Data records:
===
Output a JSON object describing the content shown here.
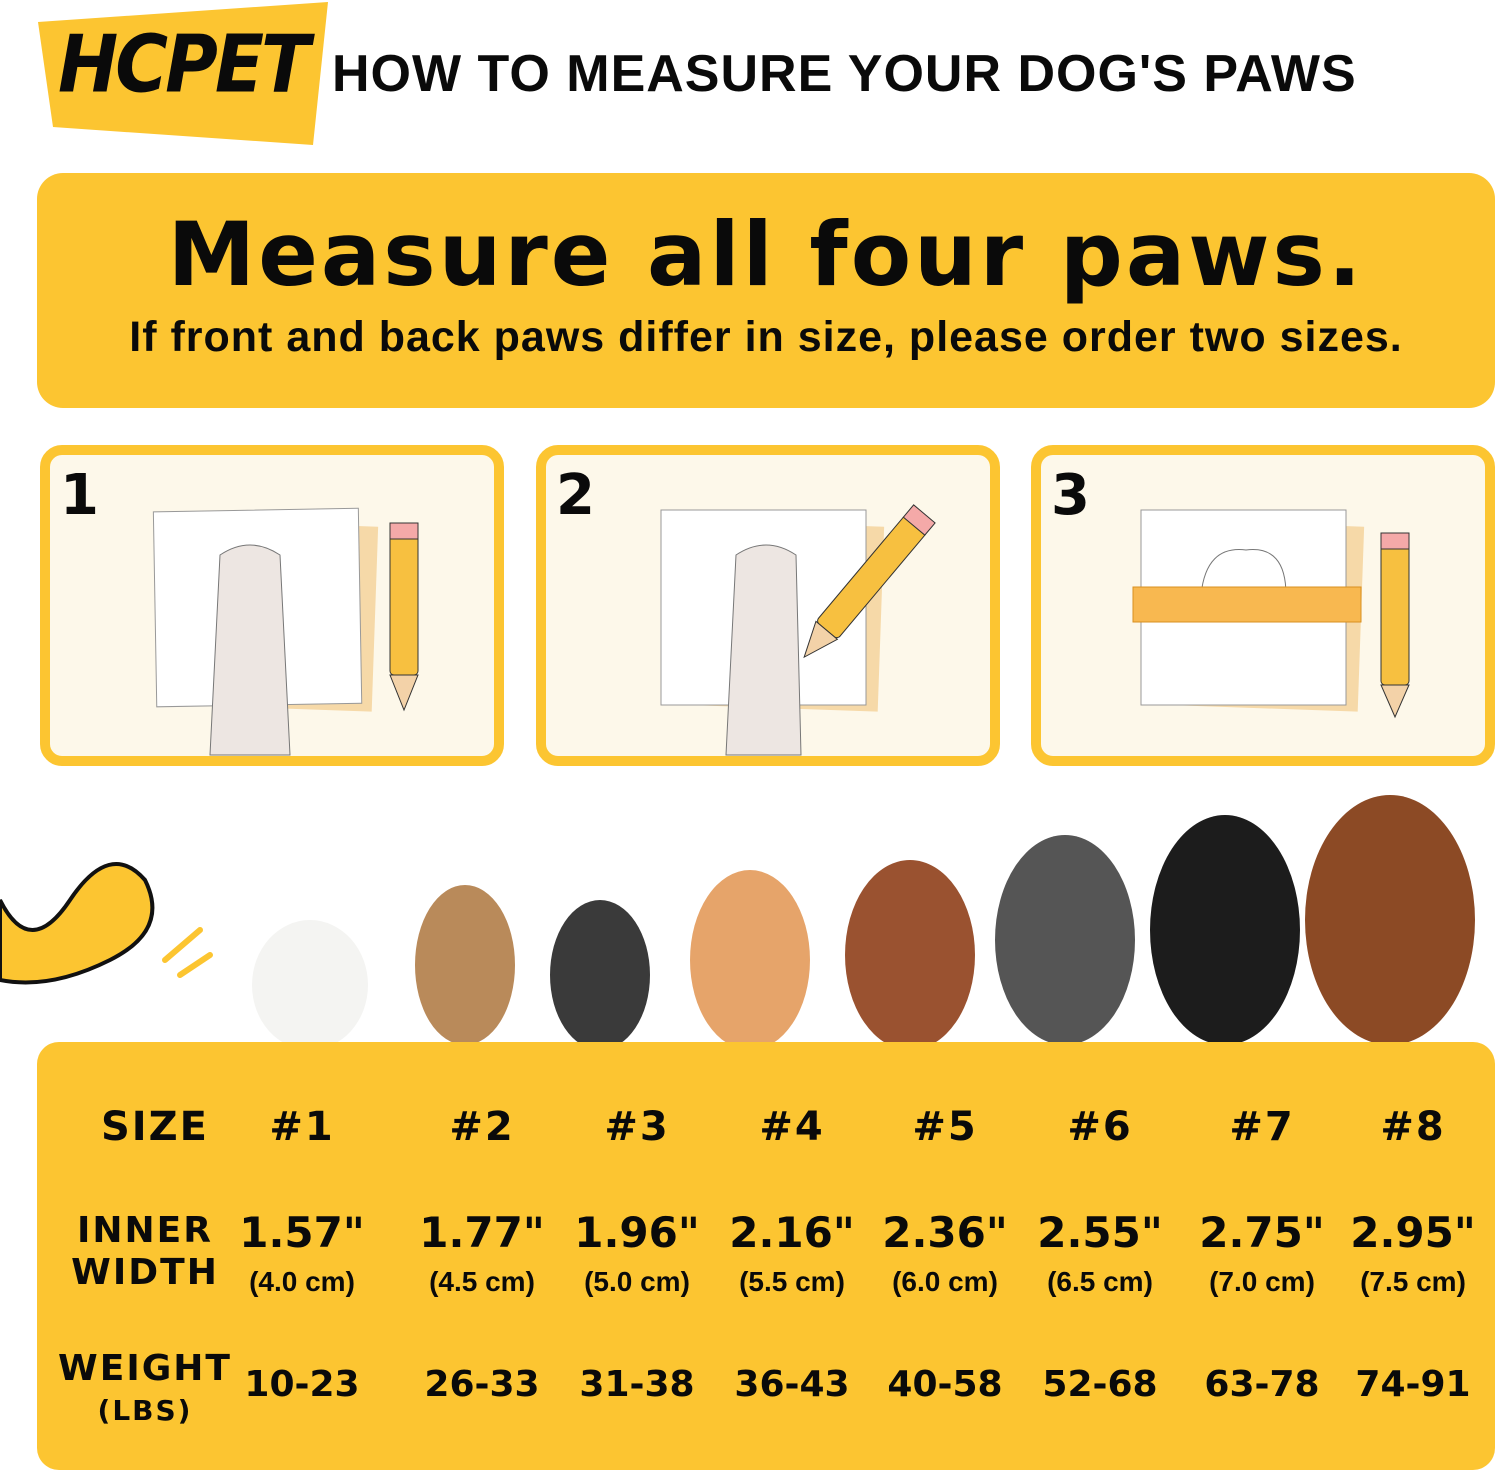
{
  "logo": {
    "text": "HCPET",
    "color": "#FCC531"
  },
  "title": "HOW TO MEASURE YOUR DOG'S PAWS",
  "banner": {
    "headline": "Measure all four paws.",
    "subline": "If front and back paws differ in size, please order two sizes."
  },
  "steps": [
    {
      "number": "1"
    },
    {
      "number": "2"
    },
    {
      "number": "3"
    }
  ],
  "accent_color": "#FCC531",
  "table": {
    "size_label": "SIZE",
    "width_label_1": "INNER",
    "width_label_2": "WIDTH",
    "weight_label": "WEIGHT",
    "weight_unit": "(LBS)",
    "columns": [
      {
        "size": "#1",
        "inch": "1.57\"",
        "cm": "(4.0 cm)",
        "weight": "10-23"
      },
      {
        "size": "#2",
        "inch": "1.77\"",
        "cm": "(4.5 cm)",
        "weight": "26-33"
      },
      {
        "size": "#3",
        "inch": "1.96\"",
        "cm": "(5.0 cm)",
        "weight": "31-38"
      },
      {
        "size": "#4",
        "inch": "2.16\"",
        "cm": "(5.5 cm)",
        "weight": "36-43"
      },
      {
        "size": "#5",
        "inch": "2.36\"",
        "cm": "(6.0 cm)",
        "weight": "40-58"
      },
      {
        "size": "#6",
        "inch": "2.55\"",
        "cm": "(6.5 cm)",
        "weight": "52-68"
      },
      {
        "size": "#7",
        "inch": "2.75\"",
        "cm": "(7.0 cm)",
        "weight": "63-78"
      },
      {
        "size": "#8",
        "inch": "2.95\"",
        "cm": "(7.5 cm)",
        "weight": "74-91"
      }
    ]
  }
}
===
Where a line contains "inch", copy that line.

> **PROBLEM SOLUTION**
        "inch": "1.57\"",
        "inch": "1.77\"",
        "inch": "1.96\"",
        "inch": "2.16\"",
        "inch": "2.36\"",
        "inch": "2.55\"",
        "inch": "2.75\"",
        "inch": "2.95\"",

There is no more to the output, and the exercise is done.